(Goal 1) Can you translate this sentence from the Feathertop Rhodes grass article into Spanish: "To assist growers and their advisers in combating Feathertop Rhodes grass (FTR), an Integrated Weed Management (IWM) manual has been published on the weed."?

(Extracted text)
Feathertop Rhodes grass manual

Author: Tom Dixon | Date: 02 Jun 2015

Feathertop Rhodes grass in a field margin in Biloela, Central Queensland

To assist growers and their advisers in combating Feathertop Rhodes grass (FTR), an Integrated Weed Management (IWM) manual has been published on the weed.

Once common only on roadsides and fence lines, FTR is now more widespread due to the shift in cropping systems to minimum or zero tillage, as has been the case with many emerging problem weeds in non-traditional areas.

“Feathertop Rhodes grass is now a formidable challenge to current zero till farming systems across QLD and NSW,” said CQGS extension agronomist Darren Aisthorpe from DAF QLD.

A reliance on knockdown herbicides (glyphosate) has failed to manage the weed—field observations show that since 2011 the efficacy of glyphosate on FTR has continued to decline.

“For many growers the battle against FTR has long been fought with knockdown herbicides and slowly but surely that battle is being lost,” Mr Aisthorpe said.

The threat of resistance and selection for increased tolerance in weed species means that knockdown herbicides can no longer be automatically considered the preferred option for grass weed management. Weeds like FTR now require a much broader suite of strategies, used in combination, to help slow the inevitable transition to becoming herbicide tolerant.

(Material for the task)
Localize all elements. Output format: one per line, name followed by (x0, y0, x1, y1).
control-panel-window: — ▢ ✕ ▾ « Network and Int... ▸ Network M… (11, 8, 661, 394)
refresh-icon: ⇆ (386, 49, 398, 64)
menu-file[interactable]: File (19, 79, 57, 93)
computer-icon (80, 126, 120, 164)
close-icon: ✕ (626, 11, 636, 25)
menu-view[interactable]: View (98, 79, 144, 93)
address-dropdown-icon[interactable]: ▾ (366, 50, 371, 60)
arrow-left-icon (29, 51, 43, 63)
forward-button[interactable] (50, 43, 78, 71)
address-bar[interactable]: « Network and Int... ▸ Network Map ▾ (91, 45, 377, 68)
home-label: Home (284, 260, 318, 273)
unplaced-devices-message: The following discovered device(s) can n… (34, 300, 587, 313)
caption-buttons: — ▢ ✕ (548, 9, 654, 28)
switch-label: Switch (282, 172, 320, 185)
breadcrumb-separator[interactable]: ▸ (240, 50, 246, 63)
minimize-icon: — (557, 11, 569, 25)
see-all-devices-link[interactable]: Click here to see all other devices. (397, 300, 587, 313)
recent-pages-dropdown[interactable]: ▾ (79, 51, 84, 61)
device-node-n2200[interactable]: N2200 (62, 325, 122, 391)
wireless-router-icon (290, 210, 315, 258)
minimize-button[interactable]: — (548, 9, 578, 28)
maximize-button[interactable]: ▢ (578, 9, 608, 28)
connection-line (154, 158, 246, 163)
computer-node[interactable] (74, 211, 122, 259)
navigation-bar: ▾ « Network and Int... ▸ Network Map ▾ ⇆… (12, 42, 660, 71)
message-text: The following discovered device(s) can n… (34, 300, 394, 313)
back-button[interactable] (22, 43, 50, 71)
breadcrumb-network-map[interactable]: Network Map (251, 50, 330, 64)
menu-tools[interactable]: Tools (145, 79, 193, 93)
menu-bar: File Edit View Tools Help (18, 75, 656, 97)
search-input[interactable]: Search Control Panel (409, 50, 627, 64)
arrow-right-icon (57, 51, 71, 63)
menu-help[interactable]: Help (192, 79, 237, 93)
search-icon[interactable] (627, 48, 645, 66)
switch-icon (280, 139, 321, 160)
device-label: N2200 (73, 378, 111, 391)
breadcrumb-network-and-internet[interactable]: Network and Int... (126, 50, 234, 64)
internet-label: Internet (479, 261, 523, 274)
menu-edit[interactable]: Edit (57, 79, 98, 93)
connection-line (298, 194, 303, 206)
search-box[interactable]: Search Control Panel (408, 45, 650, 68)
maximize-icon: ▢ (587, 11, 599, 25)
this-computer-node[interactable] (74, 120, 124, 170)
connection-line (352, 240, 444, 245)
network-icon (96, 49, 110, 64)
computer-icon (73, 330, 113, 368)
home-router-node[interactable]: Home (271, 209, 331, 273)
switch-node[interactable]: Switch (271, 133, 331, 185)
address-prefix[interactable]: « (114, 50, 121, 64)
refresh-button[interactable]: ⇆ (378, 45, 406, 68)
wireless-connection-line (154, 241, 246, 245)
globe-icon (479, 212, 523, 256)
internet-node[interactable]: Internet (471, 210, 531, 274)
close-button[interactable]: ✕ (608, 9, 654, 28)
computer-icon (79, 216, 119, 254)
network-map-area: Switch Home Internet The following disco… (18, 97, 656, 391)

(Goal 2) Would you swap "interactable" for "clickable" in everything from the start of the rows down to the line containing "forward-button[interactable] (50, 43, 78, 71)", both ends included, and give back only those lines?

(Written response 1) Para ayudar a los productores y a sus asesores a combatir el pasto Feathertop Rhodes (FTR), se ha publicado un manual de Manejo Integrado de Malezas (IWM) sobre esta maleza.

(Written response 2)
Localize all elements. Output format: one per line, name followed by (x0, y0, x1, y1).
control-panel-window: — ▢ ✕ ▾ « Network and Int... ▸ Network M… (11, 8, 661, 394)
refresh-icon: ⇆ (386, 49, 398, 64)
menu-file[clickable]: File (19, 79, 57, 93)
computer-icon (80, 126, 120, 164)
close-icon: ✕ (626, 11, 636, 25)
menu-view[clickable]: View (98, 79, 144, 93)
address-dropdown-icon[clickable]: ▾ (366, 50, 371, 60)
arrow-left-icon (29, 51, 43, 63)
forward-button[clickable] (50, 43, 78, 71)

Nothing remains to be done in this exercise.